◆ **PROBLEM TO SOLVE**
Among the entries below, count the lines where the string "screenshot" occurs, and give only the number.

────────────────────

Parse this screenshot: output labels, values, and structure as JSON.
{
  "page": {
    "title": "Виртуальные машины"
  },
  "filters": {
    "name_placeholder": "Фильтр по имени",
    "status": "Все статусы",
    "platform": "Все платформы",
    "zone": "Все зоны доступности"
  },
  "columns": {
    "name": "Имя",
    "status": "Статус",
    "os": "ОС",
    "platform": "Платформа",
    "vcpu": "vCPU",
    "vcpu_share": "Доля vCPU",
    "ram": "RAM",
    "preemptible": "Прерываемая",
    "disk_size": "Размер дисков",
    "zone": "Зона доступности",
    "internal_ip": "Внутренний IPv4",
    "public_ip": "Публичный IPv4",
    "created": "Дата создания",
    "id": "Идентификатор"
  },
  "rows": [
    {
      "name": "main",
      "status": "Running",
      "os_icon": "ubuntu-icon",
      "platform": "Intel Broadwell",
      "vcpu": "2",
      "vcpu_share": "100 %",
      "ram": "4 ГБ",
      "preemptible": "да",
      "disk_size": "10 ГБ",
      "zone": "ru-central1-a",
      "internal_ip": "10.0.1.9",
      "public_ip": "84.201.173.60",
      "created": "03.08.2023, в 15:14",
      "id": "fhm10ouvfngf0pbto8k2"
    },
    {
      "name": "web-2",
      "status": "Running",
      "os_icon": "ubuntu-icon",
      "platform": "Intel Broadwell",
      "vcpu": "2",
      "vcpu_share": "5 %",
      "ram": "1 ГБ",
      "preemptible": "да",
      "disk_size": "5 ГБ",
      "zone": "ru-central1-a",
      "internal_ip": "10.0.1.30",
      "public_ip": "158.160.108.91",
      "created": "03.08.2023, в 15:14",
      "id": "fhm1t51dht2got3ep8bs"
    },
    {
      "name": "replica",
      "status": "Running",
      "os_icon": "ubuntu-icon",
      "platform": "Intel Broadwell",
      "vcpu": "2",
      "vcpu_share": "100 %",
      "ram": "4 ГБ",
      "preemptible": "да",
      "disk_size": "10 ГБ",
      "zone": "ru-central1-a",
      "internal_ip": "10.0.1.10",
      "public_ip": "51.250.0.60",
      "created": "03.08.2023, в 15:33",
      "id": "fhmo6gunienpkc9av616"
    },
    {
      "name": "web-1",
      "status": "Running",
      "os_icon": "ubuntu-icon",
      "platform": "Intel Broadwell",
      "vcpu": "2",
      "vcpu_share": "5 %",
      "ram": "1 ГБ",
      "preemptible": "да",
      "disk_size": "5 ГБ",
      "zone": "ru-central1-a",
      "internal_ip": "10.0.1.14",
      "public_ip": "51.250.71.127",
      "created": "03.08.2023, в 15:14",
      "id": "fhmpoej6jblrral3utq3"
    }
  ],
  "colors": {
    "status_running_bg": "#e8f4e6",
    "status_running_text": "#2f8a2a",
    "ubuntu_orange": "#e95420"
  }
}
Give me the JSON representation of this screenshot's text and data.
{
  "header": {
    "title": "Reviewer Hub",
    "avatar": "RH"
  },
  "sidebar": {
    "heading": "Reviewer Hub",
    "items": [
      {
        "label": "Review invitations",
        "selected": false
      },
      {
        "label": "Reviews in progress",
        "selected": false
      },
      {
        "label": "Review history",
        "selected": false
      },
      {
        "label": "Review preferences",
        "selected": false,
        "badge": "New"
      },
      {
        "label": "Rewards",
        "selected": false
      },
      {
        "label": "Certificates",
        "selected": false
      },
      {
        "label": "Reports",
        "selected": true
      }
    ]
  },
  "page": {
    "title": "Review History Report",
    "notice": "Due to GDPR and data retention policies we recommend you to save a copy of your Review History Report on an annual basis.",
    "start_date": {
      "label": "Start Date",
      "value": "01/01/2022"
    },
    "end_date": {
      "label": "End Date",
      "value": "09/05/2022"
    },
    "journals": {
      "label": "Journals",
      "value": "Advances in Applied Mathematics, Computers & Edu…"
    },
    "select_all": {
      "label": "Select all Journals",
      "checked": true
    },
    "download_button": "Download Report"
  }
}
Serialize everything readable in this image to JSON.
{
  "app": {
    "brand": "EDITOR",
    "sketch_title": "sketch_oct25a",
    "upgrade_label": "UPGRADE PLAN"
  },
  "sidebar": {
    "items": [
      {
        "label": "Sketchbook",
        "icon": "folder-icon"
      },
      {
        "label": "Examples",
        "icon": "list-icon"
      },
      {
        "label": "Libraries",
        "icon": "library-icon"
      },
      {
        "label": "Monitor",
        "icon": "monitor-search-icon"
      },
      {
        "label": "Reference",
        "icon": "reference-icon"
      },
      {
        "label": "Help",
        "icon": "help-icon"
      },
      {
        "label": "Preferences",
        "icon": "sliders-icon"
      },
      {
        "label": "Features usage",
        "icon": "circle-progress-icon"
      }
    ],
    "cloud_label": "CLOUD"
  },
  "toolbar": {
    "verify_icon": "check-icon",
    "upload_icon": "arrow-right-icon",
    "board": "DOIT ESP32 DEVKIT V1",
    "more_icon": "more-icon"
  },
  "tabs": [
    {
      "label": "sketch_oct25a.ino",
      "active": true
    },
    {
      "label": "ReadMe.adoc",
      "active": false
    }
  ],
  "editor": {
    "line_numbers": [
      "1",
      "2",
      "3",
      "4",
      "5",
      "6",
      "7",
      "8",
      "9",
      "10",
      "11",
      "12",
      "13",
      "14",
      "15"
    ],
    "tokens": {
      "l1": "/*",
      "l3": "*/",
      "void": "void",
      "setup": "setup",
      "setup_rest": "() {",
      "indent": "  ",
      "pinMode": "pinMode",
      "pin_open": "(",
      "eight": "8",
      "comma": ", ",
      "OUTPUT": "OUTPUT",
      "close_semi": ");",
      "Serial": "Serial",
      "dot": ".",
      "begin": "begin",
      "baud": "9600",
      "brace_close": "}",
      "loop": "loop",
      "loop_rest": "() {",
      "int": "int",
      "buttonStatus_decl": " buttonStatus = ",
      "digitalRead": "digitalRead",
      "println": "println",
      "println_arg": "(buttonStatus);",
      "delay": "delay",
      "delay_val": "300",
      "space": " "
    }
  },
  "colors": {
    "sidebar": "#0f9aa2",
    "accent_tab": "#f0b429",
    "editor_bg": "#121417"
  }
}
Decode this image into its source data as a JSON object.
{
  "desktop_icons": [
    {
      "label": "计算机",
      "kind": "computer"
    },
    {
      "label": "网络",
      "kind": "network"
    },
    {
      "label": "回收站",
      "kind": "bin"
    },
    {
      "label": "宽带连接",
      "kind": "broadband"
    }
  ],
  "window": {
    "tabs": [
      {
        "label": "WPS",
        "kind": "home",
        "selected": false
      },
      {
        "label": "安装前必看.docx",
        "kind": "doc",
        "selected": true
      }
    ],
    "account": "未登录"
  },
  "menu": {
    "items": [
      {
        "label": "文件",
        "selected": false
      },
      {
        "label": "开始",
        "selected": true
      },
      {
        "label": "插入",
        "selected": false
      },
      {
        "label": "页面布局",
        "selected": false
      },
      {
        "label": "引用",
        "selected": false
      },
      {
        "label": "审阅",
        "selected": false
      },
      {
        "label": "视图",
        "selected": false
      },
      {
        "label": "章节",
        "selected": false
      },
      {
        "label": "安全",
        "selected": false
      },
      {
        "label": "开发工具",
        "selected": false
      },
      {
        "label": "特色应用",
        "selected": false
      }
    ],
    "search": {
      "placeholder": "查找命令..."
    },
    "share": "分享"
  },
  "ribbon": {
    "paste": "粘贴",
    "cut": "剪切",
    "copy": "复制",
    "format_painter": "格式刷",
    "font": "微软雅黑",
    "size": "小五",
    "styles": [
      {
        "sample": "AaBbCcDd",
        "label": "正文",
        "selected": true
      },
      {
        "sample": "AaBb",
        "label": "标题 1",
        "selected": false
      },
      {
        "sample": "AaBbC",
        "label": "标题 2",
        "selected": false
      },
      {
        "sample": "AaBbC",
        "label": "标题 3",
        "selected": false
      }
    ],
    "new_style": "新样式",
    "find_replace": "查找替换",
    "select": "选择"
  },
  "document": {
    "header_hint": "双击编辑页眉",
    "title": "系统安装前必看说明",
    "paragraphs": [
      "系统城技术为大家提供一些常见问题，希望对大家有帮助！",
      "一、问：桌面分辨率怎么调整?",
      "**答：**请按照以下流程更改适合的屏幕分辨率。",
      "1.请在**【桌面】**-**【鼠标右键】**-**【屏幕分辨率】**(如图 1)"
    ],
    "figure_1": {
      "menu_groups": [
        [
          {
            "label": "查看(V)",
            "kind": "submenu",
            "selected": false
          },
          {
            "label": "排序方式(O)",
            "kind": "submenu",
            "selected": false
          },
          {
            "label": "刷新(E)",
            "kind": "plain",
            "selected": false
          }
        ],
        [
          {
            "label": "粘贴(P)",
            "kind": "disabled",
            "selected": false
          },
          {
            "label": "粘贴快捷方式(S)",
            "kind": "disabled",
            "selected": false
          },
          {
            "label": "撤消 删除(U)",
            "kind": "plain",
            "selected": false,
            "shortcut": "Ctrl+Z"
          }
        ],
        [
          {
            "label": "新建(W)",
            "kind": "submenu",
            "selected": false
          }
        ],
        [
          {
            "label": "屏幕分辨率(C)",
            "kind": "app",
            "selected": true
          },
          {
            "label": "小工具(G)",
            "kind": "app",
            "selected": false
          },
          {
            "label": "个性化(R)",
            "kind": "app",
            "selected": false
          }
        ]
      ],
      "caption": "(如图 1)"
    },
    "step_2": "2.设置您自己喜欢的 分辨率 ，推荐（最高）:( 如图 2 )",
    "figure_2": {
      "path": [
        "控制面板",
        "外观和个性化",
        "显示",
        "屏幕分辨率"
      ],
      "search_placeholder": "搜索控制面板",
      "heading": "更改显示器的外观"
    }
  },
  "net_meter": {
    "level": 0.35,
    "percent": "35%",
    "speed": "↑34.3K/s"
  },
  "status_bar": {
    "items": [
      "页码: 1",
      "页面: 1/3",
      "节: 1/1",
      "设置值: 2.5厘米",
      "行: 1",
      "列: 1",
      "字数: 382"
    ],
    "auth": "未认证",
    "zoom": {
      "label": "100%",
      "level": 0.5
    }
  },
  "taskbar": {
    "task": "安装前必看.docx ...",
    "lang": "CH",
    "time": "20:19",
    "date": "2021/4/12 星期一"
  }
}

────────────────────

◆ **TASK RESULT**
2